> **WHAT IS BEING ASKED**
Search the data below for "text"; list each line that holds it.

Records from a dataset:
-- begin --

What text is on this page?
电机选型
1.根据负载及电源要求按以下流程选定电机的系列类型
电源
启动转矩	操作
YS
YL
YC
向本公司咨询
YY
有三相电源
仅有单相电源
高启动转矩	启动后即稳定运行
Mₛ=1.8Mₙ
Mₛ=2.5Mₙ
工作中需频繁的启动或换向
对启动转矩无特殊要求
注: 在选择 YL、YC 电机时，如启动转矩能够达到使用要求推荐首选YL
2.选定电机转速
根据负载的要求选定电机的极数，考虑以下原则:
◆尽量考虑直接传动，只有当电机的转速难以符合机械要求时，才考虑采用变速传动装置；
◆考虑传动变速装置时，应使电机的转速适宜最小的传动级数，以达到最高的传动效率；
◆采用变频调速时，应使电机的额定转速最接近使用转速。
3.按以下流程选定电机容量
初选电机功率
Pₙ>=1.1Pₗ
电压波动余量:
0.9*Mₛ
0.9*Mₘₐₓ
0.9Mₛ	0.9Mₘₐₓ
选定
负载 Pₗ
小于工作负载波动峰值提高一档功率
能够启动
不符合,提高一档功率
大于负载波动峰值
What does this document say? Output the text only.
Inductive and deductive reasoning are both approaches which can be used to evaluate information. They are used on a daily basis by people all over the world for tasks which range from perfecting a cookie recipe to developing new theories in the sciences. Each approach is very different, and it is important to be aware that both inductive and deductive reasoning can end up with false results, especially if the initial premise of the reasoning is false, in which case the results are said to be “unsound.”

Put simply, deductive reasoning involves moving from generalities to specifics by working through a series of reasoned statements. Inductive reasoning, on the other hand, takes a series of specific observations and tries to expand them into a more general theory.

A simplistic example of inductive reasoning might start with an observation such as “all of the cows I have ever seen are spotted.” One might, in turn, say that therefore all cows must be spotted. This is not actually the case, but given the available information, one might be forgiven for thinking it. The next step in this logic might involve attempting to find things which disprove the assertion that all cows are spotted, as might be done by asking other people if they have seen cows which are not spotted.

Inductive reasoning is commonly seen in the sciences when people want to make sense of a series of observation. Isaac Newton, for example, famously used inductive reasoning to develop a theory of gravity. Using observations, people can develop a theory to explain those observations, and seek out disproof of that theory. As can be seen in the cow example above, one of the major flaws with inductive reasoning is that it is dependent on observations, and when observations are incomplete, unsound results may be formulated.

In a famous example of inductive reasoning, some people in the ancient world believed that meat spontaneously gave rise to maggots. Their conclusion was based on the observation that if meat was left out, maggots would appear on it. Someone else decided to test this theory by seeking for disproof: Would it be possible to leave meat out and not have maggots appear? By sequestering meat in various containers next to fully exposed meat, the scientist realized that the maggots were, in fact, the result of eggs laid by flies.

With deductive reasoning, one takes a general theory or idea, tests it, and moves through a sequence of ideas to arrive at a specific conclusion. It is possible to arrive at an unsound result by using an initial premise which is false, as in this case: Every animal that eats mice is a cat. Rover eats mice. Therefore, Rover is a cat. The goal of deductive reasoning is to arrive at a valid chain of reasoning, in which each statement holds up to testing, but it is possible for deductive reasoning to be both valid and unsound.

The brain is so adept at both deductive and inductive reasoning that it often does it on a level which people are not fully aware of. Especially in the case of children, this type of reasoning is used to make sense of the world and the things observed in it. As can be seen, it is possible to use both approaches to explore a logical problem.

-- end --

> **TASK RESULT**
What text is on this page?
What does this document say? Output the text only.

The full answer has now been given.